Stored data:
******************************
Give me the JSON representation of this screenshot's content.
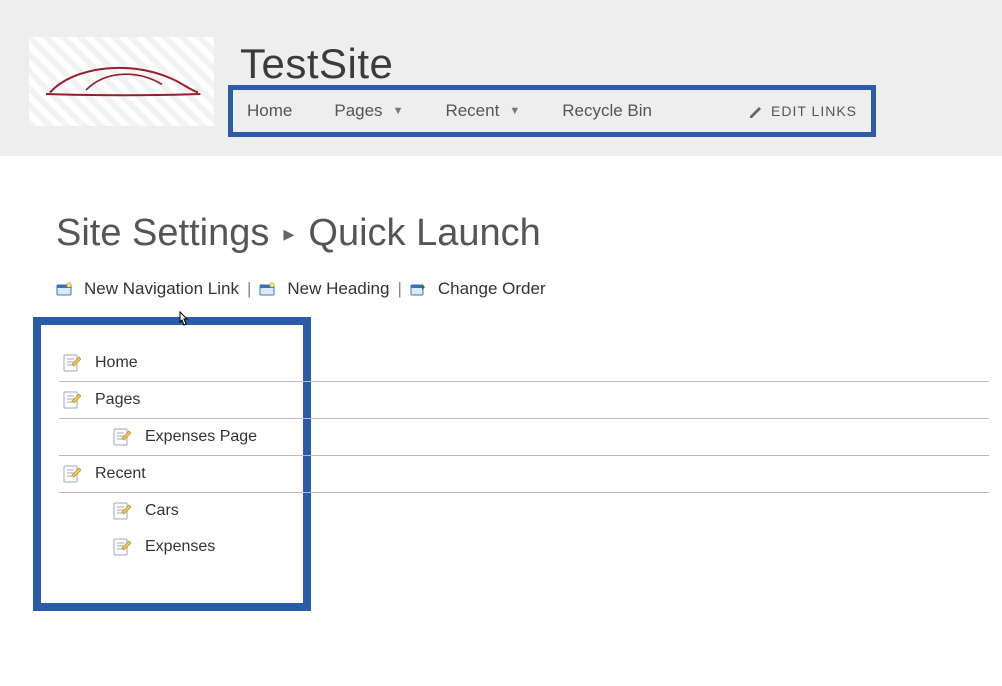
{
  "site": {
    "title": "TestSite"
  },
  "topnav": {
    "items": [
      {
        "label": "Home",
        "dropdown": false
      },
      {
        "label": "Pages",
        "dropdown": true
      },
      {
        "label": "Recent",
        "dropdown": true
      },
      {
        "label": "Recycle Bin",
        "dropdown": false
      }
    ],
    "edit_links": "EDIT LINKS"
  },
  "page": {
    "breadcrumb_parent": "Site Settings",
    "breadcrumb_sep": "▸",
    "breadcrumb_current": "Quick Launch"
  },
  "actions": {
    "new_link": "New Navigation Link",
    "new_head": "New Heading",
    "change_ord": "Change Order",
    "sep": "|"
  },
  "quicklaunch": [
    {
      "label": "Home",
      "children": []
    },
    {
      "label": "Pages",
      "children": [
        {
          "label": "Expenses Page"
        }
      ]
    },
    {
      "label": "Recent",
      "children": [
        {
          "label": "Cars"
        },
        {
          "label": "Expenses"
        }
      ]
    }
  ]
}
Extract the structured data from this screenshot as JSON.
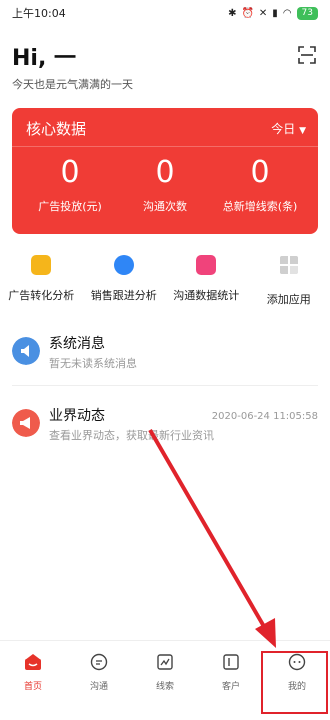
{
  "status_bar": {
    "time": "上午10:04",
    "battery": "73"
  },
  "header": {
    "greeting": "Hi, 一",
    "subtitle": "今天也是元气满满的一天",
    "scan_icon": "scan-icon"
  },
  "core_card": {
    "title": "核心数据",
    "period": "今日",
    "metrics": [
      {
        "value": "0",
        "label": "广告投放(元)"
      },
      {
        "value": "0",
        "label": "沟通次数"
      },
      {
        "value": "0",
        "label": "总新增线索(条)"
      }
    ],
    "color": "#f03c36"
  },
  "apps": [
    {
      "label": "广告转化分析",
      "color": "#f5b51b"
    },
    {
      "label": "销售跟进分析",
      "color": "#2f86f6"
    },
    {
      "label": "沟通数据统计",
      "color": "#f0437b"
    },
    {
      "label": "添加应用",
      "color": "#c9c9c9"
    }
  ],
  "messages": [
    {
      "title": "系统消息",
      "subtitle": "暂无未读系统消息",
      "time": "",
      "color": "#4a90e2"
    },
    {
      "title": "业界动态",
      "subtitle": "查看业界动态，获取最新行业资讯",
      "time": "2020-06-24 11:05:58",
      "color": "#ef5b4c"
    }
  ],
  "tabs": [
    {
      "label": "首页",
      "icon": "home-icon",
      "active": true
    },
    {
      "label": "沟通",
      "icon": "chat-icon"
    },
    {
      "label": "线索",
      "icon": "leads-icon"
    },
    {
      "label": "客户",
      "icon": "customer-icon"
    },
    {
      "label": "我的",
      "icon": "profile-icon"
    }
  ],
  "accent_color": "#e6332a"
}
******************************
▶ Aim of the exercise: Go over the records above and tally the lines with the word "time" in them. Give the number alone.

▶ Final result: 3